- [SOURCE MATERIAL]:
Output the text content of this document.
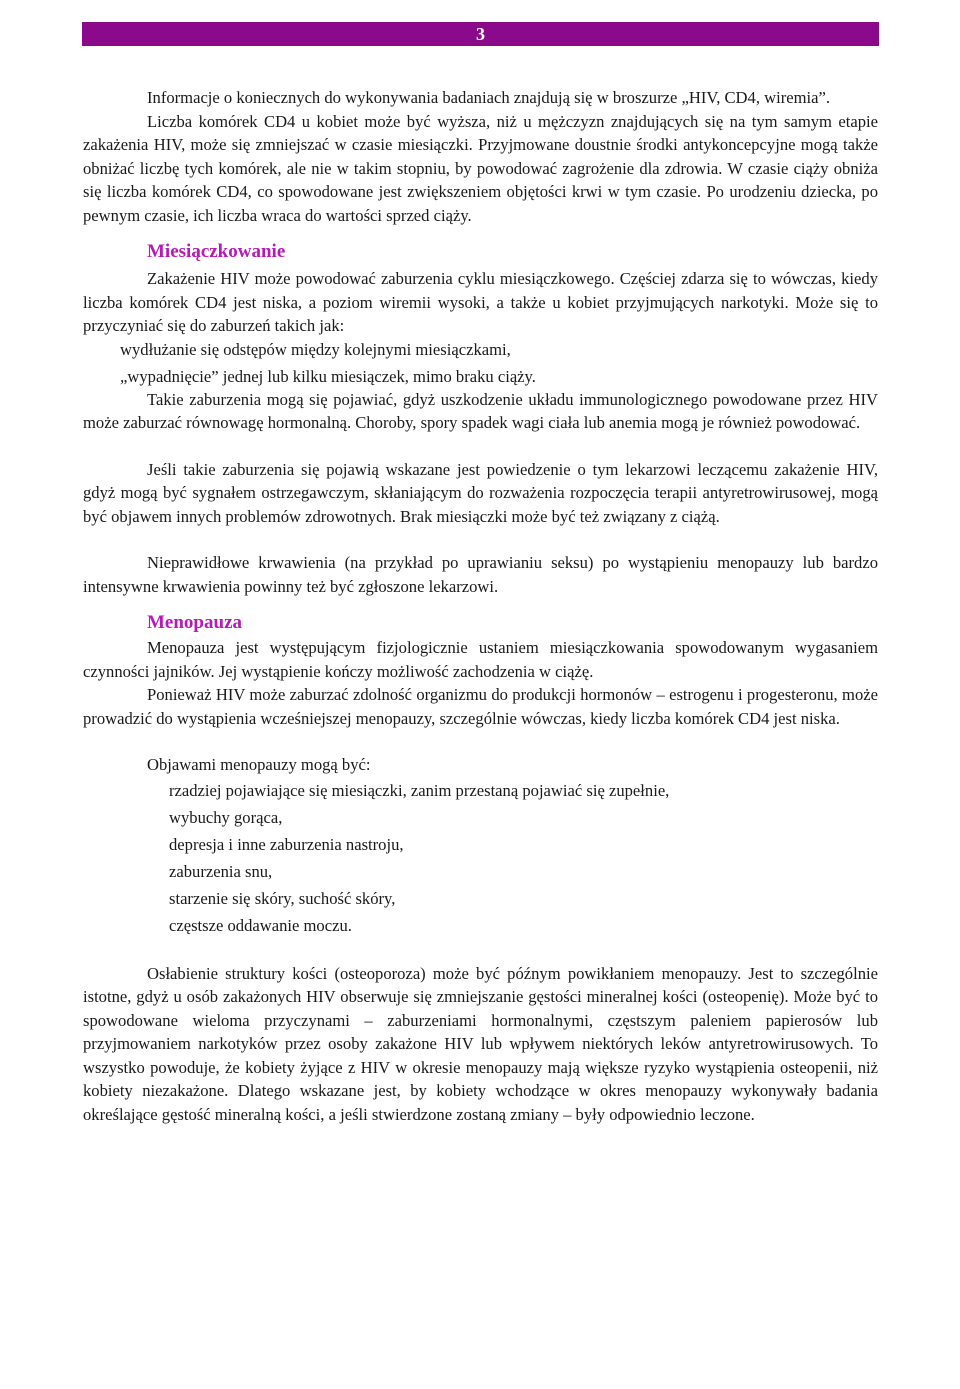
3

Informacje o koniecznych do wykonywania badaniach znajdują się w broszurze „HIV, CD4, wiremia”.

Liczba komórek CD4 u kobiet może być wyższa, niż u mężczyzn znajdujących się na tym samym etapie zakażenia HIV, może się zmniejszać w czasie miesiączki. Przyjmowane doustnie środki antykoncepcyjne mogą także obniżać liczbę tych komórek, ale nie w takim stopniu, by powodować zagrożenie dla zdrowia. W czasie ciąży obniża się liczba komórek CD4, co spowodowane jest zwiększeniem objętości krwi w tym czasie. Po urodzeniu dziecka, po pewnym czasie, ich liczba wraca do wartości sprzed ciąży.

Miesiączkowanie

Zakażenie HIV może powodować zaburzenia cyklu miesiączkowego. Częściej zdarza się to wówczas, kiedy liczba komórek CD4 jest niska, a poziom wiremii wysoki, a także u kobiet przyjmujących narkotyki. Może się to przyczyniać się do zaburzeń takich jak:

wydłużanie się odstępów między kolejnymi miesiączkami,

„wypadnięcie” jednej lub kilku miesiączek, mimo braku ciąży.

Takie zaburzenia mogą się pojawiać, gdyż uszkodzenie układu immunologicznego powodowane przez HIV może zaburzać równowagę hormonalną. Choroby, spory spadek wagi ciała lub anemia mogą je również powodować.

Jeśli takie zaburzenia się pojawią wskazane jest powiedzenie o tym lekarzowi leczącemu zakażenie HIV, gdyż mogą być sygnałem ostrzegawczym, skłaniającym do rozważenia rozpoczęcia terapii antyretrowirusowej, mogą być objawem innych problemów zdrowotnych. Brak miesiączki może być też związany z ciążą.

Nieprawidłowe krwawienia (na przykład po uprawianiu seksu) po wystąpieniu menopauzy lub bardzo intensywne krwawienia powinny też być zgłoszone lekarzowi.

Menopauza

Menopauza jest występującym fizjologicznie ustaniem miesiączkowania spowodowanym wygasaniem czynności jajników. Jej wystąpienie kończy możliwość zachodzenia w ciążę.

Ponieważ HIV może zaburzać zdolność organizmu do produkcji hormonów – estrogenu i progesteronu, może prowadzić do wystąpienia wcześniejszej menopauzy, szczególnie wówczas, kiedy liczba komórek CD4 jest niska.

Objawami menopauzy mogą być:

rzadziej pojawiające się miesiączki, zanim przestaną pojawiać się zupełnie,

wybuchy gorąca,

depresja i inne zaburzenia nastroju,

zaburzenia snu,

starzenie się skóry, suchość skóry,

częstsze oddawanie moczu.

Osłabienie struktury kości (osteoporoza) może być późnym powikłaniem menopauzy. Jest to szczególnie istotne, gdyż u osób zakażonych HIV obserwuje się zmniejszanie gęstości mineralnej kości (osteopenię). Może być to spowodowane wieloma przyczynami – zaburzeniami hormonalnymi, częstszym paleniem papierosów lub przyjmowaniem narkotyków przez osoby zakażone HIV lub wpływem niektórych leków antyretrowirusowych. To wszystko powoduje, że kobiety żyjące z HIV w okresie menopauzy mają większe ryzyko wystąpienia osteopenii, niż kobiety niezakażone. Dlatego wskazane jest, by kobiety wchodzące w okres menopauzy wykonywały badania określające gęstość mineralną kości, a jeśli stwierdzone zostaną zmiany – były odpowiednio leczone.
...
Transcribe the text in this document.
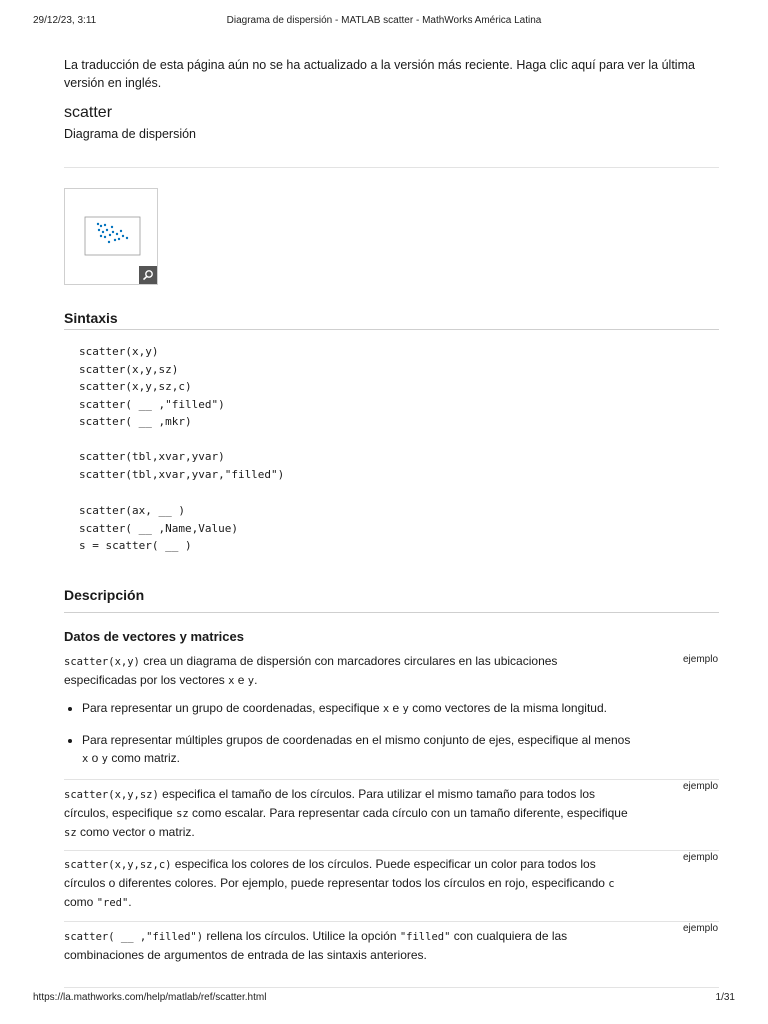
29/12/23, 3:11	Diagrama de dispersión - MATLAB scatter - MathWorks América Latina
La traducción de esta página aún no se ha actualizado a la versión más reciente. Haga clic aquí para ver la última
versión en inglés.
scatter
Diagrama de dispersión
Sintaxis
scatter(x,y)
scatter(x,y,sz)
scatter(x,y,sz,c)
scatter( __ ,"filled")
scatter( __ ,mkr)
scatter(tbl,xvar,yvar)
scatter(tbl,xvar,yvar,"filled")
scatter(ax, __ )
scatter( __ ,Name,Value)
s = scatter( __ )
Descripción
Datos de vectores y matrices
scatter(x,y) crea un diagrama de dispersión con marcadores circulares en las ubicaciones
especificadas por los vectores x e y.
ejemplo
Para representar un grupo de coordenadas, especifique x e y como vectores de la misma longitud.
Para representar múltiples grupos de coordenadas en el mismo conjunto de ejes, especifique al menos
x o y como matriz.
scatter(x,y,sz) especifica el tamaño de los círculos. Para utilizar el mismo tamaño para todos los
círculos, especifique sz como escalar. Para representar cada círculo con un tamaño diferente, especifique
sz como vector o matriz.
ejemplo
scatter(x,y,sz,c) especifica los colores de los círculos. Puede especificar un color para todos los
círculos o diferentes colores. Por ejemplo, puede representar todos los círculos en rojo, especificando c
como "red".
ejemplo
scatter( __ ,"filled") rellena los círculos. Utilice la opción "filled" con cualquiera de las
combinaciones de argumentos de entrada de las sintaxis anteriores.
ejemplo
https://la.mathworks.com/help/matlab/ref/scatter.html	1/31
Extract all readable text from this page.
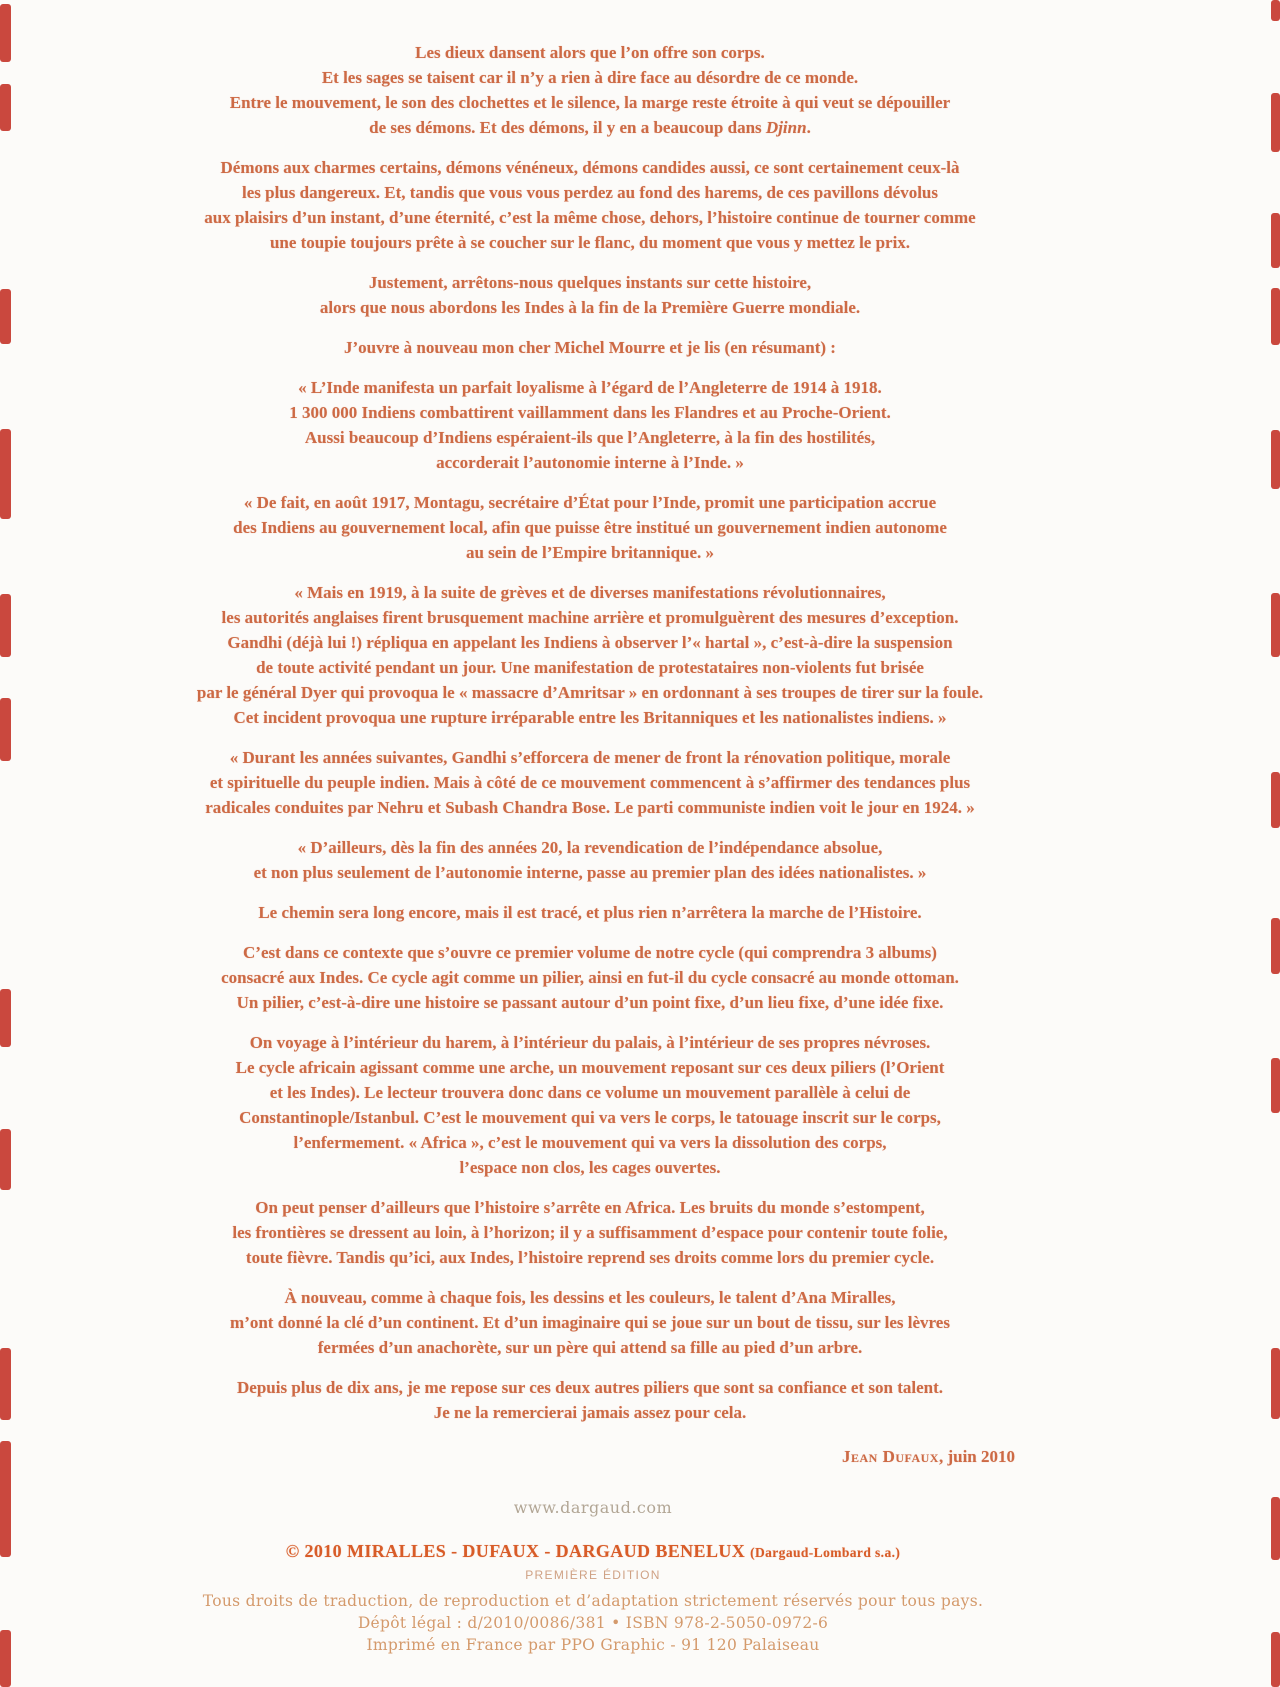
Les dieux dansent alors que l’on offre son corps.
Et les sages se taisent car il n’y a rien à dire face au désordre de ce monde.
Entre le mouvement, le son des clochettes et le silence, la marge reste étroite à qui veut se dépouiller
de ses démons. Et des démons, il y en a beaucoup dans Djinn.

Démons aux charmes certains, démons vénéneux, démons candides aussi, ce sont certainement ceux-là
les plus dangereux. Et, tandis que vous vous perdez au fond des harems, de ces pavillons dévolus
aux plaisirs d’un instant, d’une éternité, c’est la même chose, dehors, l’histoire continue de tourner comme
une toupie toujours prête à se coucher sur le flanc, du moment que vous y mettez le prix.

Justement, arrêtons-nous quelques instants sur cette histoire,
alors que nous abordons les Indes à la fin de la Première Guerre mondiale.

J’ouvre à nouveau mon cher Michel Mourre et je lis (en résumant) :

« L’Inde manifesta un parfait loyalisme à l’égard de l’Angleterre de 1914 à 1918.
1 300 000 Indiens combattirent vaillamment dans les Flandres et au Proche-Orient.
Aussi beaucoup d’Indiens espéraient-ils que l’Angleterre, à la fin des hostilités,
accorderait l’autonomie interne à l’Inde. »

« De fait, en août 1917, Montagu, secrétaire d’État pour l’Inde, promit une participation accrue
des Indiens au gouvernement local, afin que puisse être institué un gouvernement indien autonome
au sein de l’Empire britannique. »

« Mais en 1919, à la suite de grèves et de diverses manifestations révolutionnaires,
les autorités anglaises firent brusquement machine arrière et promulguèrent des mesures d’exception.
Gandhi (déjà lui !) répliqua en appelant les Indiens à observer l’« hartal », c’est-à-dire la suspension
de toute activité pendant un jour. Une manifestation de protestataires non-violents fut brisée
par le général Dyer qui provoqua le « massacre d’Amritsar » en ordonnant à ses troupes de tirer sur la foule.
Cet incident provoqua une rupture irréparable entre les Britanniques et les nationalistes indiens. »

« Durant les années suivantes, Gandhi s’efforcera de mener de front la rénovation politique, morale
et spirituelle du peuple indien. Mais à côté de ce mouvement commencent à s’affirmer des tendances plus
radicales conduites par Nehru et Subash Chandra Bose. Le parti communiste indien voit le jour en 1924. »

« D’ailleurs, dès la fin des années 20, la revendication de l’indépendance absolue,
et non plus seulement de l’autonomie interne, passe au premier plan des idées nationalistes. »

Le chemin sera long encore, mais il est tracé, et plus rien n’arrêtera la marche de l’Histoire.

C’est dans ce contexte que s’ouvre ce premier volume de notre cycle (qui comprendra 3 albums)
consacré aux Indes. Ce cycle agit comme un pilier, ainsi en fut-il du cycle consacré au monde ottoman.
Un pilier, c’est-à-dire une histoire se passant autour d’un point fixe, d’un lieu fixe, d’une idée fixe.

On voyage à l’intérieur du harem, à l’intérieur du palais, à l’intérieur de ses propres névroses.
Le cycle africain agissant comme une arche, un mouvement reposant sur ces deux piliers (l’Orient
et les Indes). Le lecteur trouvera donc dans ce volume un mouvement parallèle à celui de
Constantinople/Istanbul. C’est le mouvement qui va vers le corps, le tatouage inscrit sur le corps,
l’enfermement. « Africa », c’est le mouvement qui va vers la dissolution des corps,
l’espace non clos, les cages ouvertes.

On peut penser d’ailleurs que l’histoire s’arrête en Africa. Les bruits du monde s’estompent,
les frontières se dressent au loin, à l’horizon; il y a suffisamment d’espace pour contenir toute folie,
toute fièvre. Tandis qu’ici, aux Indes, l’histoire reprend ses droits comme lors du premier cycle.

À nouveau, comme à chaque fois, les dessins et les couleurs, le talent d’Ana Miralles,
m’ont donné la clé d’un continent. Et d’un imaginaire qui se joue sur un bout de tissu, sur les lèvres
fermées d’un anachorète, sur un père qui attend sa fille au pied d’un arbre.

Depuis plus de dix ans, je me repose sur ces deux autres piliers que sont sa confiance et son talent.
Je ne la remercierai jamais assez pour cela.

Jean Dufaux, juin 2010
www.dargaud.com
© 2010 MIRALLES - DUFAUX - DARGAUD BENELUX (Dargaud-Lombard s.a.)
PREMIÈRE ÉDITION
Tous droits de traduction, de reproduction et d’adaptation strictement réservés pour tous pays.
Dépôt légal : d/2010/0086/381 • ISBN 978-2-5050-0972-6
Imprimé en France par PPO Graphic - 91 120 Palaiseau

- [PROBLEM STATEMENT]: Check each line of the records above for the string "Indes", and report every line that has it.

- [RESPONSE TO THE TASK]:
alors que nous abordons les Indes à la fin de la Première Guerre mondiale.
consacré aux Indes. Ce cycle agit comme un pilier, ainsi en fut-il du cycle consacré au monde ottoman.
et les Indes). Le lecteur trouvera donc dans ce volume un mouvement parallèle à celui de
toute fièvre. Tandis qu’ici, aux Indes, l’histoire reprend ses droits comme lors du premier cycle.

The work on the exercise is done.